* [Task description]:
Only lines holding the string "this" are wanted; copy each one from the material.

>>>

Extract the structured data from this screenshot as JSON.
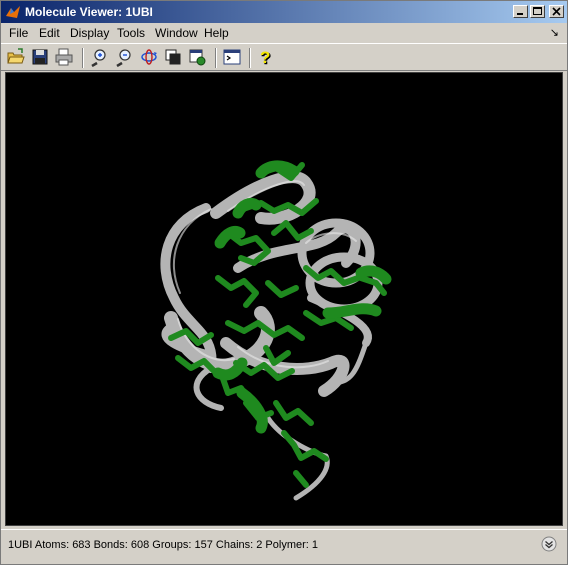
{
  "window": {
    "title": "Molecule Viewer: 1UBI"
  },
  "menu": {
    "items": [
      "File",
      "Edit",
      "Display",
      "Tools",
      "Window",
      "Help"
    ]
  },
  "toolbar": {
    "buttons": [
      "open-icon",
      "save-icon",
      "print-icon",
      "zoom-in-icon",
      "zoom-out-icon",
      "rotate-icon",
      "copy-figure-icon",
      "export-icon",
      "command-window-icon",
      "help-icon"
    ]
  },
  "statusbar": {
    "text": "1UBI    Atoms: 683  Bonds: 608  Groups: 157  Chains: 2  Polymer: 1"
  },
  "colors": {
    "ribbon": "#b4b4b4",
    "sidechain": "#1f8a1f",
    "viewer_background": "#000000"
  }
}
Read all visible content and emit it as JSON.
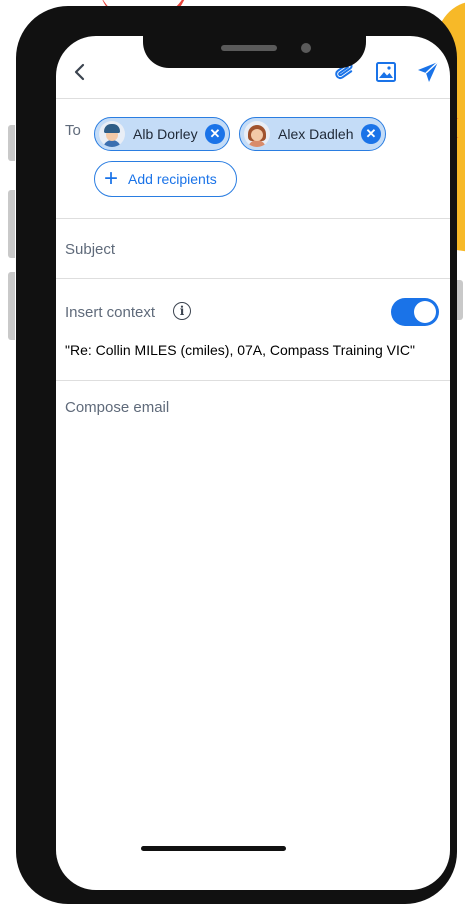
{
  "toolbar": {
    "back_icon": "chevron-left-icon",
    "attach_icon": "paperclip-icon",
    "image_icon": "image-icon",
    "send_icon": "send-icon",
    "accent": "#1a73e8"
  },
  "recipients": {
    "label": "To",
    "chips": [
      {
        "name": "Alb Dorley",
        "avatar": "avatar-male-icon"
      },
      {
        "name": "Alex Dadleh",
        "avatar": "avatar-female-icon"
      }
    ],
    "remove_icon": "close-icon",
    "add_label": "Add recipients",
    "add_icon": "plus-icon"
  },
  "subject": {
    "placeholder": "Subject"
  },
  "context": {
    "label": "Insert context",
    "info_icon": "info-icon",
    "toggle_on": true,
    "value": "\"Re: Collin MILES (cmiles), 07A, Compass Training VIC\""
  },
  "compose": {
    "placeholder": "Compose email"
  }
}
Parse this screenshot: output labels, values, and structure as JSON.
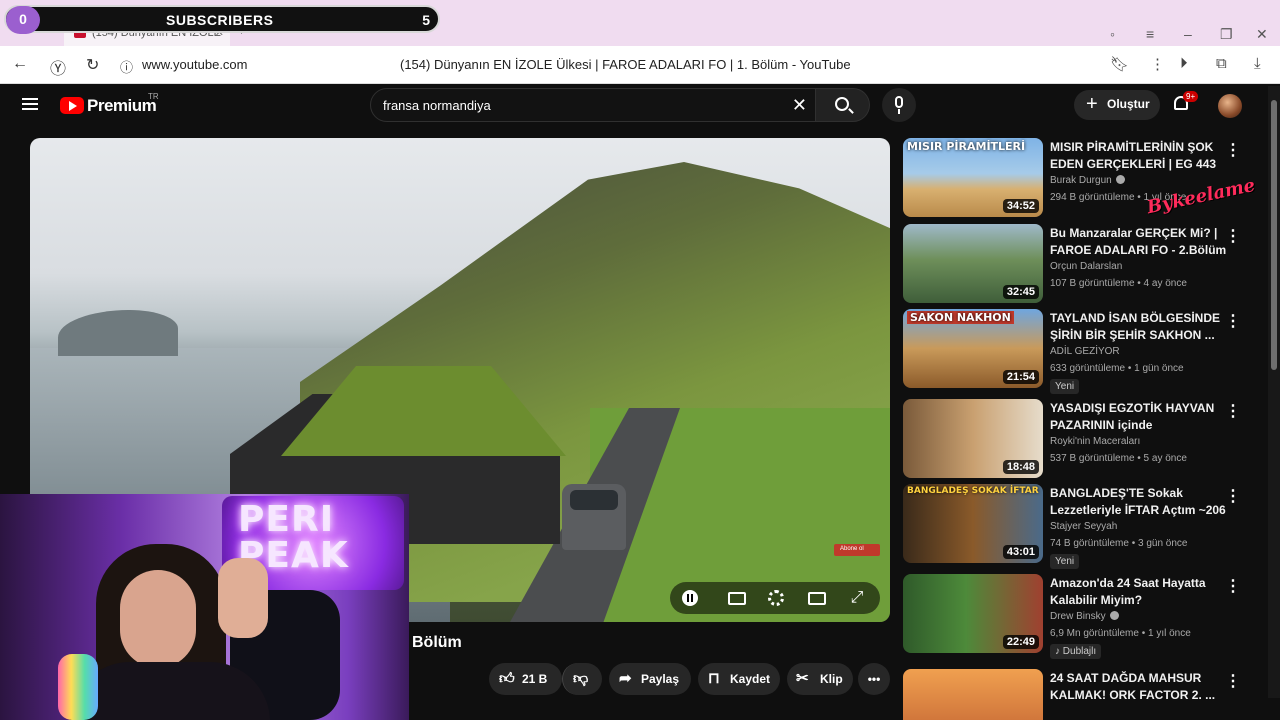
{
  "browser": {
    "tab_title": "(154) Dünyanın EN İZOLE",
    "url": "www.youtube.com",
    "page_title": "(154) Dünyanın EN İZOLE Ülkesi | FAROE ADALARI FO | 1. Bölüm - YouTube"
  },
  "overlay": {
    "count": "0",
    "label": "SUBSCRIBERS",
    "goal": "5",
    "neon_sign": "PERI PEAK",
    "sticker": "Bykeelame"
  },
  "header": {
    "brand": "Premium",
    "region": "TR",
    "search_query": "fransa normandiya",
    "create_label": "Oluştur",
    "notif_badge": "9+"
  },
  "player": {
    "corner_tag": "Abone ol"
  },
  "video": {
    "title_tail": "Bölüm",
    "likes": "21 B",
    "share_label": "Paylaş",
    "save_label": "Kaydet",
    "clip_label": "Klip"
  },
  "recommendations": [
    {
      "title": "MISIR PİRAMİTLERİNİN ŞOK EDEN GERÇEKLERİ | EG 443",
      "channel": "Burak Durgun",
      "verified": true,
      "meta": "294 B görüntüleme • 1 yıl önce",
      "duration": "34:52",
      "thumb_text": "MISIR PİRAMİTLERİ",
      "badge": ""
    },
    {
      "title": "Bu Manzaralar GERÇEK Mi? | FAROE ADALARI FO - 2.Bölüm",
      "channel": "Orçun Dalarslan",
      "verified": false,
      "meta": "107 B görüntüleme • 4 ay önce",
      "duration": "32:45",
      "thumb_text": "",
      "badge": ""
    },
    {
      "title": "TAYLAND İSAN BÖLGESİNDE ŞİRİN BİR ŞEHİR SAKHON ...",
      "channel": "ADİL GEZİYOR",
      "verified": false,
      "meta": "633 görüntüleme • 1 gün önce",
      "duration": "21:54",
      "thumb_text": "SAKON NAKHON",
      "badge": "Yeni"
    },
    {
      "title": "YASADIŞI EGZOTİK HAYVAN PAZARININ içinde",
      "channel": "Royki'nin Maceraları",
      "verified": false,
      "meta": "537 B görüntüleme • 5 ay önce",
      "duration": "18:48",
      "thumb_text": "",
      "badge": ""
    },
    {
      "title": "BANGLADEŞ'TE Sokak Lezzetleriyle İFTAR Açtım ~206",
      "channel": "Stajyer Seyyah",
      "verified": false,
      "meta": "74 B görüntüleme • 3 gün önce",
      "duration": "43:01",
      "thumb_text": "BANGLADEŞ SOKAK İFTAR",
      "badge": "Yeni"
    },
    {
      "title": "Amazon'da 24 Saat Hayatta Kalabilir Miyim?",
      "channel": "Drew Binsky",
      "verified": true,
      "meta": "6,9 Mn görüntüleme • 1 yıl önce",
      "duration": "22:49",
      "thumb_text": "",
      "badge": "Dublajlı"
    },
    {
      "title": "24 SAAT DAĞDA MAHSUR KALMAK! ORK FACTOR 2. ...",
      "channel": "",
      "verified": false,
      "meta": "",
      "duration": "",
      "thumb_text": "",
      "badge": ""
    }
  ],
  "colors": {
    "accent": "#ff0000",
    "overlay_circle": "#9b5fcf",
    "tab_strip": "#f0dcf0"
  }
}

<<<

* [Written response]:
Extract the structured data from this screenshot as JSON.
Parse this screenshot: output labels, values, and structure as JSON.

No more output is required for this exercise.